(Stored items)
:::
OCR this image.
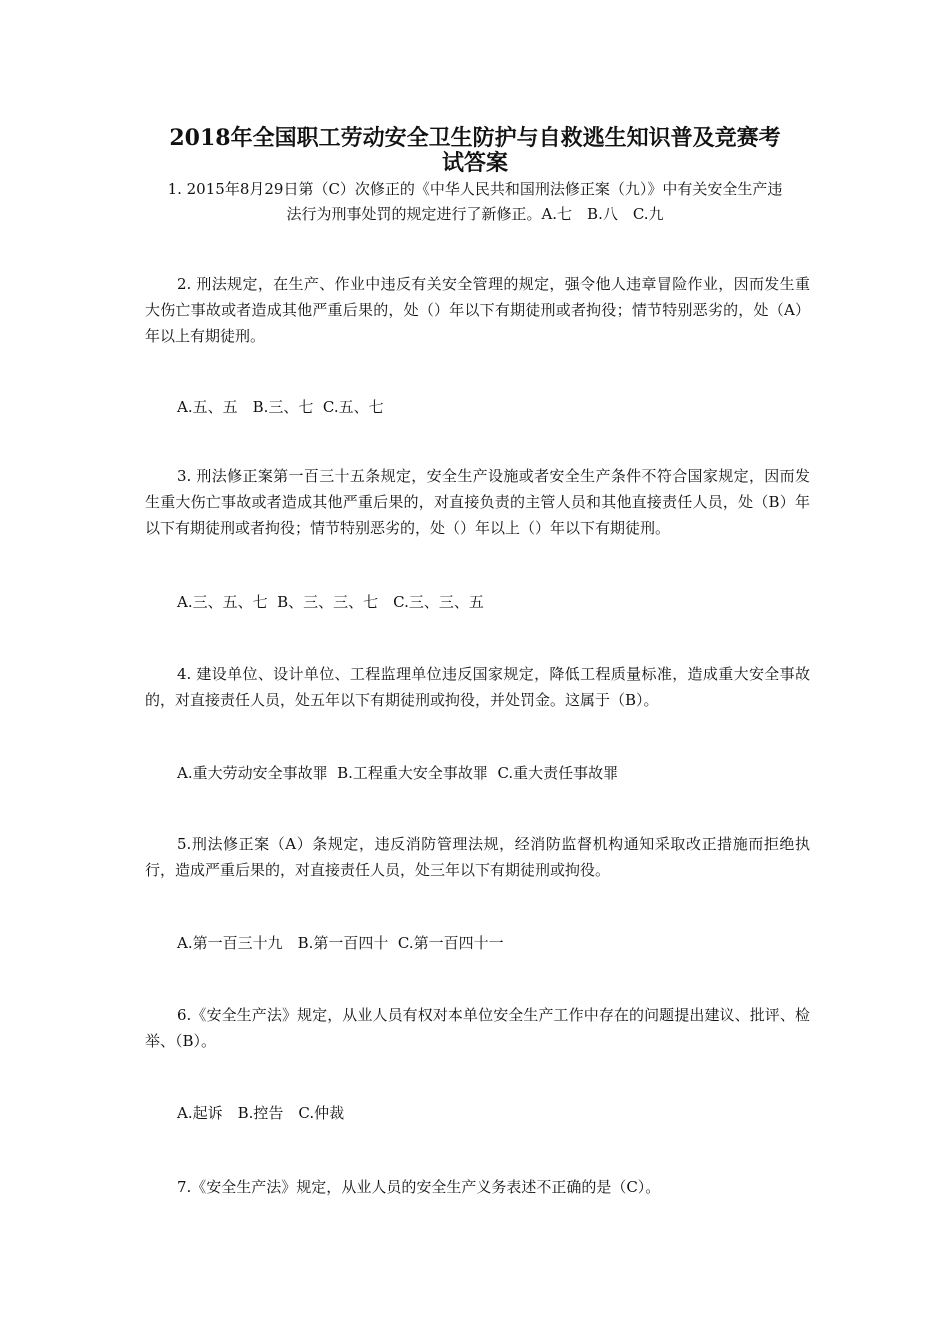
2018年全国职工劳动安全卫生防护与自救逃生知识普及竞赛考
试答案

1. 2015年8月29日第（C）次修正的《中华人民共和国刑法修正案（九）》中有关安全生产违

法行为刑事处罚的规定进行了新修正。A.七　B.八　C.九

2. 刑法规定，在生产、作业中违反有关安全管理的规定，强令他人违章冒险作业，因而发生重大伤亡事故或者造成其他严重后果的，处（）年以下有期徒刑或者拘役；情节特别恶劣的，处（A）年以上有期徒刑。

A.五、五　B.三、七  C.五、七

3. 刑法修正案第一百三十五条规定，安全生产设施或者安全生产条件不符合国家规定，因而发生重大伤亡事故或者造成其他严重后果的，对直接负责的主管人员和其他直接责任人员，处（B）年以下有期徒刑或者拘役；情节特别恶劣的，处（）年以上（）年以下有期徒刑。

A.三、五、七  B、三、三、七　C.三、三、五

4. 建设单位、设计单位、工程监理单位违反国家规定，降低工程质量标准，造成重大安全事故的，对直接责任人员，处五年以下有期徒刑或拘役，并处罚金。这属于（B）。

A.重大劳动安全事故罪  B.工程重大安全事故罪  C.重大责任事故罪

5.刑法修正案（A）条规定，违反消防管理法规，经消防监督机构通知采取改正措施而拒绝执行，造成严重后果的，对直接责任人员，处三年以下有期徒刑或拘役。

A.第一百三十九　B.第一百四十  C.第一百四十一

6.《安全生产法》规定，从业人员有权对本单位安全生产工作中存在的问题提出建议、批评、检举、（B）。

A.起诉　B.控告　C.仲裁

7.《安全生产法》规定，从业人员的安全生产义务表述不正确的是（C）。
:::
Exercise directions: Reproduce the listing exactly. Leave its pictures out.

Response to this task:
OCR this image.
2018年全国职工劳动安全卫生防护与自救逃生知识普及竞赛考
试答案

1. 2015年8月29日第（C）次修正的《中华人民共和国刑法修正案（九）》中有关安全生产违

法行为刑事处罚的规定进行了新修正。A.七　B.八　C.九

2. 刑法规定，在生产、作业中违反有关安全管理的规定，强令他人违章冒险作业，因而发生重大伤亡事故或者造成其他严重后果的，处（）年以下有期徒刑或者拘役；情节特别恶劣的，处（A）年以上有期徒刑。

A.五、五　B.三、七  C.五、七

3. 刑法修正案第一百三十五条规定，安全生产设施或者安全生产条件不符合国家规定，因而发生重大伤亡事故或者造成其他严重后果的，对直接负责的主管人员和其他直接责任人员，处（B）年以下有期徒刑或者拘役；情节特别恶劣的，处（）年以上（）年以下有期徒刑。

A.三、五、七  B、三、三、七　C.三、三、五

4. 建设单位、设计单位、工程监理单位违反国家规定，降低工程质量标准，造成重大安全事故的，对直接责任人员，处五年以下有期徒刑或拘役，并处罚金。这属于（B）。

A.重大劳动安全事故罪  B.工程重大安全事故罪  C.重大责任事故罪

5.刑法修正案（A）条规定，违反消防管理法规，经消防监督机构通知采取改正措施而拒绝执行，造成严重后果的，对直接责任人员，处三年以下有期徒刑或拘役。

A.第一百三十九　B.第一百四十  C.第一百四十一

6.《安全生产法》规定，从业人员有权对本单位安全生产工作中存在的问题提出建议、批评、检举、（B）。

A.起诉　B.控告　C.仲裁

7.《安全生产法》规定，从业人员的安全生产义务表述不正确的是（C）。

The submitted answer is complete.